#### [What to produce]
The records below must be written out exactly, with every picture left behind.

Start Material shown

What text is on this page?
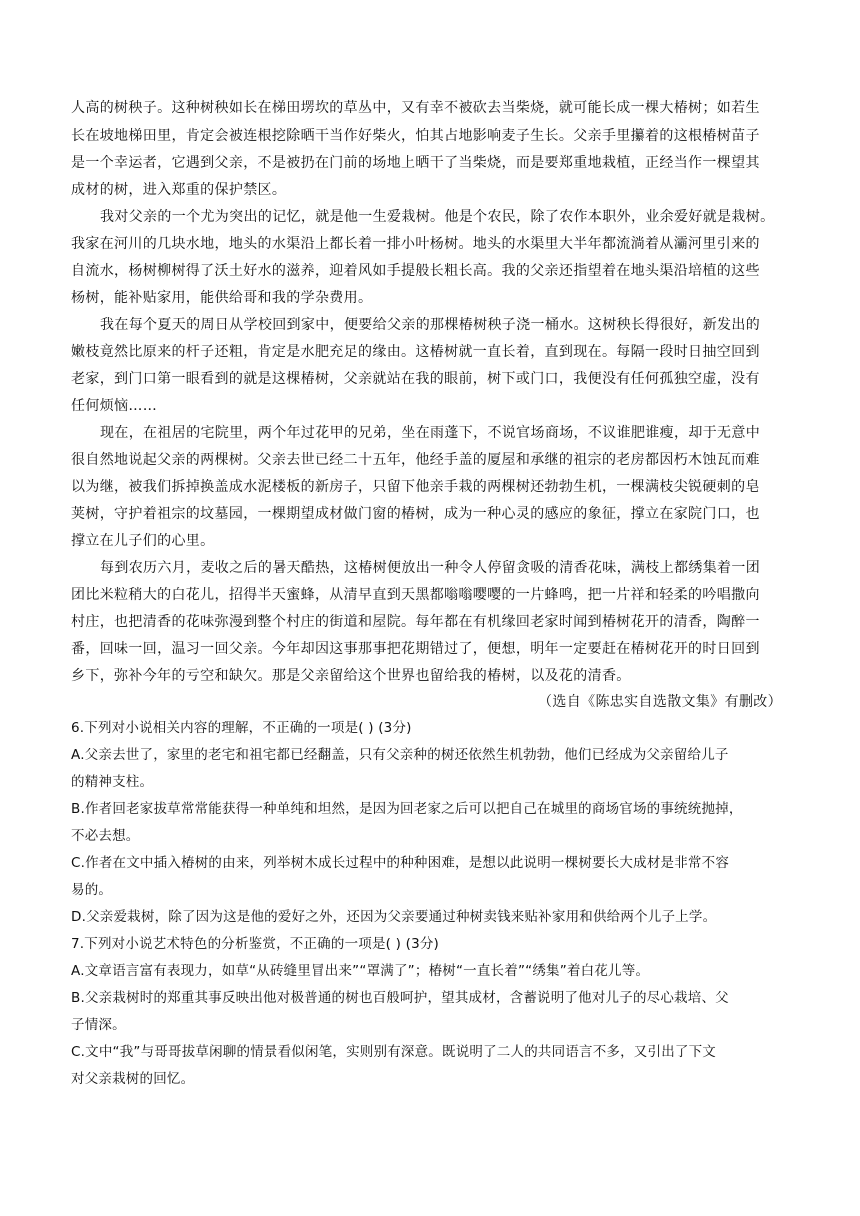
人高的树秧子。这种树秧如长在梯田塄坎的草丛中，又有幸不被砍去当柴烧，就可能长成一棵大椿树；如若生
长在坡地梯田里，肯定会被连根挖除晒干当作好柴火，怕其占地影响麦子生长。父亲手里攥着的这根椿树苗子
是一个幸运者，它遇到父亲，不是被扔在门前的场地上晒干了当柴烧，而是要郑重地栽植，正经当作一棵望其
成材的树，进入郑重的保护禁区。
我对父亲的一个尤为突出的记忆，就是他一生爱栽树。他是个农民，除了农作本职外，业余爱好就是栽树。
我家在河川的几块水地，地头的水渠沿上都长着一排小叶杨树。地头的水渠里大半年都流淌着从灞河里引来的
自流水，杨树柳树得了沃土好水的滋养，迎着风如手提般长粗长高。我的父亲还指望着在地头渠沿培植的这些
杨树，能补贴家用，能供给哥和我的学杂费用。
我在每个夏天的周日从学校回到家中，便要给父亲的那棵椿树秧子浇一桶水。这树秧长得很好，新发出的
嫩枝竟然比原来的杆子还粗，肯定是水肥充足的缘由。这椿树就一直长着，直到现在。每隔一段时日抽空回到
老家，到门口第一眼看到的就是这棵椿树，父亲就站在我的眼前，树下或门口，我便没有任何孤独空虚，没有
任何烦恼……
现在，在祖居的宅院里，两个年过花甲的兄弟，坐在雨蓬下，不说官场商场，不议谁肥谁瘦，却于无意中
很自然地说起父亲的两棵树。父亲去世已经二十五年，他经手盖的厦屋和承继的祖宗的老房都因朽木蚀瓦而难
以为继，被我们拆掉换盖成水泥楼板的新房子，只留下他亲手栽的两棵树还勃勃生机，一棵满枝尖锐硬刺的皂
荚树，守护着祖宗的坟墓园，一棵期望成材做门窗的椿树，成为一种心灵的感应的象征，撑立在家院门口，也
撑立在儿子们的心里。
每到农历六月，麦收之后的暑天酷热，这椿树便放出一种令人停留贪吸的清香花味，满枝上都绣集着一团
团比米粒稍大的白花儿，招得半天蜜蜂，从清早直到天黑都嗡嗡嘤嘤的一片蜂鸣，把一片祥和轻柔的吟唱撒向
村庄，也把清香的花味弥漫到整个村庄的街道和屋院。每年都在有机缘回老家时闻到椿树花开的清香，陶醉一
番，回味一回，温习一回父亲。今年却因这事那事把花期错过了，便想，明年一定要赶在椿树花开的时日回到
乡下，弥补今年的亏空和缺欠。那是父亲留给这个世界也留给我的椿树，以及花的清香。
（选自《陈忠实自选散文集》有删改）
6.下列对小说相关内容的理解，不正确的一项是( ) (3分)
A.父亲去世了，家里的老宅和祖宅都已经翻盖，只有父亲种的树还依然生机勃勃，他们已经成为父亲留给儿子
的精神支柱。
B.作者回老家拔草常常能获得一种单纯和坦然，是因为回老家之后可以把自己在城里的商场官场的事统统抛掉，
不必去想。
C.作者在文中插入椿树的由来，列举树木成长过程中的种种困难，是想以此说明一棵树要长大成材是非常不容
易的。
D.父亲爱栽树，除了因为这是他的爱好之外，还因为父亲要通过种树卖钱来贴补家用和供给两个儿子上学。
7.下列对小说艺术特色的分析鉴赏，不正确的一项是( ) (3分)
A.文章语言富有表现力，如草“从砖缝里冒出来”“罩满了”；椿树“一直长着”“绣集”着白花儿等。
B.父亲栽树时的郑重其事反映出他对极普通的树也百般呵护，望其成材，含蓄说明了他对儿子的尽心栽培、父
子情深。
C.文中“我”与哥哥拔草闲聊的情景看似闲笔，实则别有深意。既说明了二人的共同语言不多，又引出了下文
对父亲栽树的回忆。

End Material shown

#### [Exercise solution]
What text is on this page?
人高的树秧子。这种树秧如长在梯田塄坎的草丛中，又有幸不被砍去当柴烧，就可能长成一棵大椿树；如若生
长在坡地梯田里，肯定会被连根挖除晒干当作好柴火，怕其占地影响麦子生长。父亲手里攥着的这根椿树苗子
是一个幸运者，它遇到父亲，不是被扔在门前的场地上晒干了当柴烧，而是要郑重地栽植，正经当作一棵望其
成材的树，进入郑重的保护禁区。
我对父亲的一个尤为突出的记忆，就是他一生爱栽树。他是个农民，除了农作本职外，业余爱好就是栽树。
我家在河川的几块水地，地头的水渠沿上都长着一排小叶杨树。地头的水渠里大半年都流淌着从灞河里引来的
自流水，杨树柳树得了沃土好水的滋养，迎着风如手提般长粗长高。我的父亲还指望着在地头渠沿培植的这些
杨树，能补贴家用，能供给哥和我的学杂费用。
我在每个夏天的周日从学校回到家中，便要给父亲的那棵椿树秧子浇一桶水。这树秧长得很好，新发出的
嫩枝竟然比原来的杆子还粗，肯定是水肥充足的缘由。这椿树就一直长着，直到现在。每隔一段时日抽空回到
老家，到门口第一眼看到的就是这棵椿树，父亲就站在我的眼前，树下或门口，我便没有任何孤独空虚，没有
任何烦恼……
现在，在祖居的宅院里，两个年过花甲的兄弟，坐在雨蓬下，不说官场商场，不议谁肥谁瘦，却于无意中
很自然地说起父亲的两棵树。父亲去世已经二十五年，他经手盖的厦屋和承继的祖宗的老房都因朽木蚀瓦而难
以为继，被我们拆掉换盖成水泥楼板的新房子，只留下他亲手栽的两棵树还勃勃生机，一棵满枝尖锐硬刺的皂
荚树，守护着祖宗的坟墓园，一棵期望成材做门窗的椿树，成为一种心灵的感应的象征，撑立在家院门口，也
撑立在儿子们的心里。
每到农历六月，麦收之后的暑天酷热，这椿树便放出一种令人停留贪吸的清香花味，满枝上都绣集着一团
团比米粒稍大的白花儿，招得半天蜜蜂，从清早直到天黑都嗡嗡嘤嘤的一片蜂鸣，把一片祥和轻柔的吟唱撒向
村庄，也把清香的花味弥漫到整个村庄的街道和屋院。每年都在有机缘回老家时闻到椿树花开的清香，陶醉一
番，回味一回，温习一回父亲。今年却因这事那事把花期错过了，便想，明年一定要赶在椿树花开的时日回到
乡下，弥补今年的亏空和缺欠。那是父亲留给这个世界也留给我的椿树，以及花的清香。
（选自《陈忠实自选散文集》有删改）
6.下列对小说相关内容的理解，不正确的一项是( ) (3分)
A.父亲去世了，家里的老宅和祖宅都已经翻盖，只有父亲种的树还依然生机勃勃，他们已经成为父亲留给儿子
的精神支柱。
B.作者回老家拔草常常能获得一种单纯和坦然，是因为回老家之后可以把自己在城里的商场官场的事统统抛掉，
不必去想。
C.作者在文中插入椿树的由来，列举树木成长过程中的种种困难，是想以此说明一棵树要长大成材是非常不容
易的。
D.父亲爱栽树，除了因为这是他的爱好之外，还因为父亲要通过种树卖钱来贴补家用和供给两个儿子上学。
7.下列对小说艺术特色的分析鉴赏，不正确的一项是( ) (3分)
A.文章语言富有表现力，如草“从砖缝里冒出来”“罩满了”；椿树“一直长着”“绣集”着白花儿等。
B.父亲栽树时的郑重其事反映出他对极普通的树也百般呵护，望其成材，含蓄说明了他对儿子的尽心栽培、父
子情深。
C.文中“我”与哥哥拔草闲聊的情景看似闲笔，实则别有深意。既说明了二人的共同语言不多，又引出了下文
对父亲栽树的回忆。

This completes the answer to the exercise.